◆ **Challenge**
Reproduce the lines below from the one that contains "Give me the" through the end, inclusive, and add nothing.

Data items
________________________________________
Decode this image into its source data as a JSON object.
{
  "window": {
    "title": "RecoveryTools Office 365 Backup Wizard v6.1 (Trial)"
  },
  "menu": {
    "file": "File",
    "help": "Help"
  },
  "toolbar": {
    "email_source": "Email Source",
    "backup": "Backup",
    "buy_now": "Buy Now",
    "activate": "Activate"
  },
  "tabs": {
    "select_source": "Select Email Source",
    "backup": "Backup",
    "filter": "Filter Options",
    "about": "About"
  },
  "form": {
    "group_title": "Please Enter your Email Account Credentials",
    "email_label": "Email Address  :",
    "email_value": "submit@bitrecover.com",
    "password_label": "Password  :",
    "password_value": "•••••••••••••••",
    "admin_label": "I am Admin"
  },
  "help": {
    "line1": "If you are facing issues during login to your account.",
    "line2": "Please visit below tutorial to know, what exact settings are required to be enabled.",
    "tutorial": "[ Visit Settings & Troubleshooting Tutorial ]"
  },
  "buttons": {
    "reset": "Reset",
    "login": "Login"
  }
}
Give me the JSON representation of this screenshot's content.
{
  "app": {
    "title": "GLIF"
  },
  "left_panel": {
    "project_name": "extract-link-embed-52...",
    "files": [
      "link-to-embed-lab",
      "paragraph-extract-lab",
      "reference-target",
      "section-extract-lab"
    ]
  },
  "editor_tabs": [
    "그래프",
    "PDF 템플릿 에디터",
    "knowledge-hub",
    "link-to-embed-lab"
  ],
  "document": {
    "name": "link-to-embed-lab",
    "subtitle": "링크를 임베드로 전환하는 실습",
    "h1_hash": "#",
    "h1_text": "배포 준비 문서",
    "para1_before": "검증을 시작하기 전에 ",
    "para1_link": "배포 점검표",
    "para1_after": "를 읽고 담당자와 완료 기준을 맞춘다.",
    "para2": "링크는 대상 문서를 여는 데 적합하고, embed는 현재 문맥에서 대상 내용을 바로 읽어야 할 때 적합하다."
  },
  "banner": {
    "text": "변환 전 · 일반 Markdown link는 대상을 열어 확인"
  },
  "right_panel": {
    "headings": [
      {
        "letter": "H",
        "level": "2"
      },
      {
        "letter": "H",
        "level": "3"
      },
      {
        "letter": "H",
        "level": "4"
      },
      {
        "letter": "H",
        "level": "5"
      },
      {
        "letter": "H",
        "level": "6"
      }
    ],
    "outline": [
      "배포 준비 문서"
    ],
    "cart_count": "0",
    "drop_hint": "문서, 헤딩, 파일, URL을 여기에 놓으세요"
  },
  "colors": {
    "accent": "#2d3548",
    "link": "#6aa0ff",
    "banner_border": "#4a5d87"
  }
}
________________________________________
◆ **Task output**
Give me the JSON representation of this screenshot's content.
{
  "app": {
    "title": "GLIF"
  },
  "left_panel": {
    "project_name": "extract-link-embed-52...",
    "files": [
      "link-to-embed-lab",
      "paragraph-extract-lab",
      "reference-target",
      "section-extract-lab"
    ]
  },
  "editor_tabs": [
    "그래프",
    "PDF 템플릿 에디터",
    "knowledge-hub",
    "link-to-embed-lab"
  ],
  "document": {
    "name": "link-to-embed-lab",
    "subtitle": "링크를 임베드로 전환하는 실습",
    "h1_hash": "#",
    "h1_text": "배포 준비 문서",
    "para1_before": "검증을 시작하기 전에 ",
    "para1_link": "배포 점검표",
    "para1_after": "를 읽고 담당자와 완료 기준을 맞춘다.",
    "para2": "링크는 대상 문서를 여는 데 적합하고, embed는 현재 문맥에서 대상 내용을 바로 읽어야 할 때 적합하다."
  },
  "banner": {
    "text": "변환 전 · 일반 Markdown link는 대상을 열어 확인"
  },
  "right_panel": {
    "headings": [
      {
        "letter": "H",
        "level": "2"
      },
      {
        "letter": "H",
        "level": "3"
      },
      {
        "letter": "H",
        "level": "4"
      },
      {
        "letter": "H",
        "level": "5"
      },
      {
        "letter": "H",
        "level": "6"
      }
    ],
    "outline": [
      "배포 준비 문서"
    ],
    "cart_count": "0",
    "drop_hint": "문서, 헤딩, 파일, URL을 여기에 놓으세요"
  },
  "colors": {
    "accent": "#2d3548",
    "link": "#6aa0ff",
    "banner_border": "#4a5d87"
  }
}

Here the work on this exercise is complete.